## Problem to solve
Your answer is a single number: how many lines hold the word "image"?

━━━━━━━━━━━━━━━━

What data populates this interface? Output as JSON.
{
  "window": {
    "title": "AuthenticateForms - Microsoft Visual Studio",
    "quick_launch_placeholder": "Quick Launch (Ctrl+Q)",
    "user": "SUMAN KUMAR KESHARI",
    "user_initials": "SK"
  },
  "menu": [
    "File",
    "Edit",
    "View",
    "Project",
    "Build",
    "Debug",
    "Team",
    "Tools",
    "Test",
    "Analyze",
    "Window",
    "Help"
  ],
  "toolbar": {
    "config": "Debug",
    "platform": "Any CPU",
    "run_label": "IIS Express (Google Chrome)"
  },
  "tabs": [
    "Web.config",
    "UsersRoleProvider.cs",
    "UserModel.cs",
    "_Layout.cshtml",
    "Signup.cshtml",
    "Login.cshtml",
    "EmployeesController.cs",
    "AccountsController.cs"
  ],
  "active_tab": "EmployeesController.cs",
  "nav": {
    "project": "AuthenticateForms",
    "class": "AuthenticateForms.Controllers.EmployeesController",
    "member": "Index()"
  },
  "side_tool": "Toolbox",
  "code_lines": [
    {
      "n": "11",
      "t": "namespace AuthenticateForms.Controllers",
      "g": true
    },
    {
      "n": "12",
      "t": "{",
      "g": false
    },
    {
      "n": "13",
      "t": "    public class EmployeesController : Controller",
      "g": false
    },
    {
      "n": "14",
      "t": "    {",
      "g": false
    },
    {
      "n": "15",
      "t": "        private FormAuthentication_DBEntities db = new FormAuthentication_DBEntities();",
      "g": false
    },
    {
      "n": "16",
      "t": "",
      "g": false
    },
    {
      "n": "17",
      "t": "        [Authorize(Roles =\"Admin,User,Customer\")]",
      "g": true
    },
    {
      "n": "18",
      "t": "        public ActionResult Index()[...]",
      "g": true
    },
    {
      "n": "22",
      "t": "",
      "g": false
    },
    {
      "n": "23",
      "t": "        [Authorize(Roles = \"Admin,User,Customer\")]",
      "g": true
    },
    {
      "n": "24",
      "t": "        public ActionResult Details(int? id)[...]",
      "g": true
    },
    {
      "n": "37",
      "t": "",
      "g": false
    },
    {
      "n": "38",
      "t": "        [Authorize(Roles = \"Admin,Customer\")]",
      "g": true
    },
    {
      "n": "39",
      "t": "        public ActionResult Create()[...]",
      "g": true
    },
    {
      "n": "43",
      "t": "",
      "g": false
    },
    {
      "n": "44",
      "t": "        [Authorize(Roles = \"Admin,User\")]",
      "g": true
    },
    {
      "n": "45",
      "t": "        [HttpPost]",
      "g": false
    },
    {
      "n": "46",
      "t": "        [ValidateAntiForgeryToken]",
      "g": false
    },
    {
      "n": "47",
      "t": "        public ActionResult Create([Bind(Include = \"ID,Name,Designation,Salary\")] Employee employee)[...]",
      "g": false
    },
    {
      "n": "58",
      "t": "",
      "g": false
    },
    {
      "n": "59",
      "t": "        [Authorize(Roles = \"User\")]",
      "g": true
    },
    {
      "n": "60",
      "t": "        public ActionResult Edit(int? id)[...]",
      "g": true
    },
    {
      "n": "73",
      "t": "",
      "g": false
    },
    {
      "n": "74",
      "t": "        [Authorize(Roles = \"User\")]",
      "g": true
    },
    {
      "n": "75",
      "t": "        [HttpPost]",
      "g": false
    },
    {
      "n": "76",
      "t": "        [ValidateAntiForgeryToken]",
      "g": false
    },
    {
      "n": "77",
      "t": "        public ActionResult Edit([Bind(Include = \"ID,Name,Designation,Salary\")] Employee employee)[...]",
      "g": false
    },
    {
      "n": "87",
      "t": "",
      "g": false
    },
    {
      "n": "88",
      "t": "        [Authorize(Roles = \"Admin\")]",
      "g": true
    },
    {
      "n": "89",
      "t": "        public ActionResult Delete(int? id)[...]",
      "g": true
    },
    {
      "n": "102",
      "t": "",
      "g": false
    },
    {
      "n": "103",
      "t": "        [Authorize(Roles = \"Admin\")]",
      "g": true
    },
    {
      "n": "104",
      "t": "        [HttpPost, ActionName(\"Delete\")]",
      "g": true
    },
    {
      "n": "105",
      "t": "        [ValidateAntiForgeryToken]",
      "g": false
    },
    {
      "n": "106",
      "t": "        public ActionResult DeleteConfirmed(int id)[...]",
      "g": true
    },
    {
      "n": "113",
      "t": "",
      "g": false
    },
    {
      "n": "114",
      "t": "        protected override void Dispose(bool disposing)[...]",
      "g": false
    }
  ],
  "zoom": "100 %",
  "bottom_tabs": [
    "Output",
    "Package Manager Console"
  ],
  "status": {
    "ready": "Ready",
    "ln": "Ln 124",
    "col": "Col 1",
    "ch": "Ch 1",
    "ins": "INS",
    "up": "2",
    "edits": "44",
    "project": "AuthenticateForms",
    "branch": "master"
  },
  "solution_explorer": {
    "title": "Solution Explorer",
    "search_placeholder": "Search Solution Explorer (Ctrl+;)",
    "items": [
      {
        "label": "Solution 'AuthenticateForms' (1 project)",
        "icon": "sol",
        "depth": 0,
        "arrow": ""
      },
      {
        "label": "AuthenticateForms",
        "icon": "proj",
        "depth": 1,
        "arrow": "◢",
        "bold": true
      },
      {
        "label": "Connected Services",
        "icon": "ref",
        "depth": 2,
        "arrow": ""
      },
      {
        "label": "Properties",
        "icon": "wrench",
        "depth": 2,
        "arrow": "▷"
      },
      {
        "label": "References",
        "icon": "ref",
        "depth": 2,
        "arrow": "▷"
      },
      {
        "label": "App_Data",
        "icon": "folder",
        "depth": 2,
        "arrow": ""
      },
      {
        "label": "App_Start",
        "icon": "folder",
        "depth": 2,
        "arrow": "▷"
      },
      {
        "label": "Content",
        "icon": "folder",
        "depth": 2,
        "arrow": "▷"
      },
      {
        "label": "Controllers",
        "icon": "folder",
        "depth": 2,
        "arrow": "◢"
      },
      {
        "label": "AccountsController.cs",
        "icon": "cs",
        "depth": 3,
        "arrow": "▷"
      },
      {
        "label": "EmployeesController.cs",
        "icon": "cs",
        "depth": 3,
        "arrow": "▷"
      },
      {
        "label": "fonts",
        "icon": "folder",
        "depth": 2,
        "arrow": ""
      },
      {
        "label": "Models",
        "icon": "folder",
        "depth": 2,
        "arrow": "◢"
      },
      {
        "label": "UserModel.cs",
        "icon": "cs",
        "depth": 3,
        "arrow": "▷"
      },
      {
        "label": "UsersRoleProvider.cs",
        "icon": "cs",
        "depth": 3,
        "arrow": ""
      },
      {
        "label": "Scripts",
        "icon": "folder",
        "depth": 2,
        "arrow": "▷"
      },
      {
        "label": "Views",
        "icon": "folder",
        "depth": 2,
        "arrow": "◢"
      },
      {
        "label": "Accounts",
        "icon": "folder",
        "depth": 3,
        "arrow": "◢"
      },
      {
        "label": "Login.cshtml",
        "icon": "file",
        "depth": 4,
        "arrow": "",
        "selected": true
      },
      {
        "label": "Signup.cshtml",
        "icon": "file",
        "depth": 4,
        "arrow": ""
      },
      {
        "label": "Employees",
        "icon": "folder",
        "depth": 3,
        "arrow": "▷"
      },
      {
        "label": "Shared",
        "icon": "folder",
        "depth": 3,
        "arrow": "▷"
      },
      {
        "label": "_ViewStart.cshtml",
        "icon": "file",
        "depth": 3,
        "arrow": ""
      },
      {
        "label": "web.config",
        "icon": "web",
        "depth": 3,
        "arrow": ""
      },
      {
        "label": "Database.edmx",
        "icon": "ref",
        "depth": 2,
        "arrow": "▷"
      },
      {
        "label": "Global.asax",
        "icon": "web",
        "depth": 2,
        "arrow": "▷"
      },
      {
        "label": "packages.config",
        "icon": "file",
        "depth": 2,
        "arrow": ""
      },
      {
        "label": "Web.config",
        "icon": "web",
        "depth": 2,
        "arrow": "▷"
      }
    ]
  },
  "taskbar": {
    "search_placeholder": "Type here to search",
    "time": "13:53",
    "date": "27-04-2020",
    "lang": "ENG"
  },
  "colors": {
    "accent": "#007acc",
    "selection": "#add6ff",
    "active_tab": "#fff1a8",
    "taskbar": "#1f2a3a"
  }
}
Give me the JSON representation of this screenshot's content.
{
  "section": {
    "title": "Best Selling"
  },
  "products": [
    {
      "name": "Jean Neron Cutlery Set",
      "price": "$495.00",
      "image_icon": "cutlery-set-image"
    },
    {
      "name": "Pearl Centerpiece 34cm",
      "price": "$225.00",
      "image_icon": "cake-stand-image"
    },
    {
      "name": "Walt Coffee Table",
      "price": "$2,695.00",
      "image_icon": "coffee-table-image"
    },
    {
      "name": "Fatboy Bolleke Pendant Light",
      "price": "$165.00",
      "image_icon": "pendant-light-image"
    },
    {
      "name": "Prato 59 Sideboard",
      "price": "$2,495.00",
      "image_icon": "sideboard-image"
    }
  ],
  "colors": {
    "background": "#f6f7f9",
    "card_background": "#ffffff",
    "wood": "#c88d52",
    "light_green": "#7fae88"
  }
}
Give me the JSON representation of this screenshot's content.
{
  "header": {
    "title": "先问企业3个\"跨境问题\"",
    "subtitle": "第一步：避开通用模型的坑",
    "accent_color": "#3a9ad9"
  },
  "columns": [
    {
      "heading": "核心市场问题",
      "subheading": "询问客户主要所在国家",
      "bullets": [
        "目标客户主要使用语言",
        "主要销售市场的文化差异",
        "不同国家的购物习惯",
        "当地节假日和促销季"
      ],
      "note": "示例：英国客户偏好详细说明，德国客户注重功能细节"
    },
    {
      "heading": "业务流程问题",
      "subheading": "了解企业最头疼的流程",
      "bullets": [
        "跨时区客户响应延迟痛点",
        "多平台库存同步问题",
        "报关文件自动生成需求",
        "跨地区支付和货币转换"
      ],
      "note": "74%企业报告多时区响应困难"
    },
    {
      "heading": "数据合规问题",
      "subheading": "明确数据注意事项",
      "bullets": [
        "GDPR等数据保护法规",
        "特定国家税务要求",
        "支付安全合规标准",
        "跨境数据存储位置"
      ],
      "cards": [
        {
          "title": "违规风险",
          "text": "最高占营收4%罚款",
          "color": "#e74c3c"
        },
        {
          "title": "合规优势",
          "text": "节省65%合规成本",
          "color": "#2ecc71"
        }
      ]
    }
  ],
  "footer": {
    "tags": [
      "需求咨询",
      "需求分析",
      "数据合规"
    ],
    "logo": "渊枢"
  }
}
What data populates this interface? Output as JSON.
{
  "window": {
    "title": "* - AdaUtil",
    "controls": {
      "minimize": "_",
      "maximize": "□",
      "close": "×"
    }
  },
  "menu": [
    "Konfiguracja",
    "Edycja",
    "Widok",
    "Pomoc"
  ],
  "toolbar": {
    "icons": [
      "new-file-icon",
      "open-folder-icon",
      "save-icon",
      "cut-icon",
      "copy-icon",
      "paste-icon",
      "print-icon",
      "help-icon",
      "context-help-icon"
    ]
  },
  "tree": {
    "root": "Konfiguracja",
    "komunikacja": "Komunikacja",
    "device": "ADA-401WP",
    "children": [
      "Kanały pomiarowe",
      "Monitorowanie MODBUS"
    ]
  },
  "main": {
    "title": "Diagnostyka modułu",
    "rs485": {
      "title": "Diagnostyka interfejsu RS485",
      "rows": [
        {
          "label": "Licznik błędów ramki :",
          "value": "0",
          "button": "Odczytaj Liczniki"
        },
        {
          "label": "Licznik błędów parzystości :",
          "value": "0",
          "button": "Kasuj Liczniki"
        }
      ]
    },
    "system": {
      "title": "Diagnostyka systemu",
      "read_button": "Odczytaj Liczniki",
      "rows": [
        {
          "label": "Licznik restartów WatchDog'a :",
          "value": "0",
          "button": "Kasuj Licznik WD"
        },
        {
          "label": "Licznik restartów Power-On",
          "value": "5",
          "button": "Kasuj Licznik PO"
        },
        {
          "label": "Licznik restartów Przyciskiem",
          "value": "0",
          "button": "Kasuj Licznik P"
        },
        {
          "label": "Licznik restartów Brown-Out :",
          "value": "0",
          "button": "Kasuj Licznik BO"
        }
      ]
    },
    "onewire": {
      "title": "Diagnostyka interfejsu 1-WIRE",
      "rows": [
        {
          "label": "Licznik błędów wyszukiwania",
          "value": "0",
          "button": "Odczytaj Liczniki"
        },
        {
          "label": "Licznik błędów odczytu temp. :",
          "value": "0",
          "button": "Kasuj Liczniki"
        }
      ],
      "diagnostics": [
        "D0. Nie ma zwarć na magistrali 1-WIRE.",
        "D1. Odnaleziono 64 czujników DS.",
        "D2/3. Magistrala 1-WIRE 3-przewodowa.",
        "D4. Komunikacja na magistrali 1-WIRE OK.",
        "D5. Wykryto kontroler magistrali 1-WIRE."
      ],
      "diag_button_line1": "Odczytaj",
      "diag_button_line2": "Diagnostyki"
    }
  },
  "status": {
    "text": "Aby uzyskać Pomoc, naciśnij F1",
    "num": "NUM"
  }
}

━━━━━━━━━━━━━━━━

## Solution for this exercise
5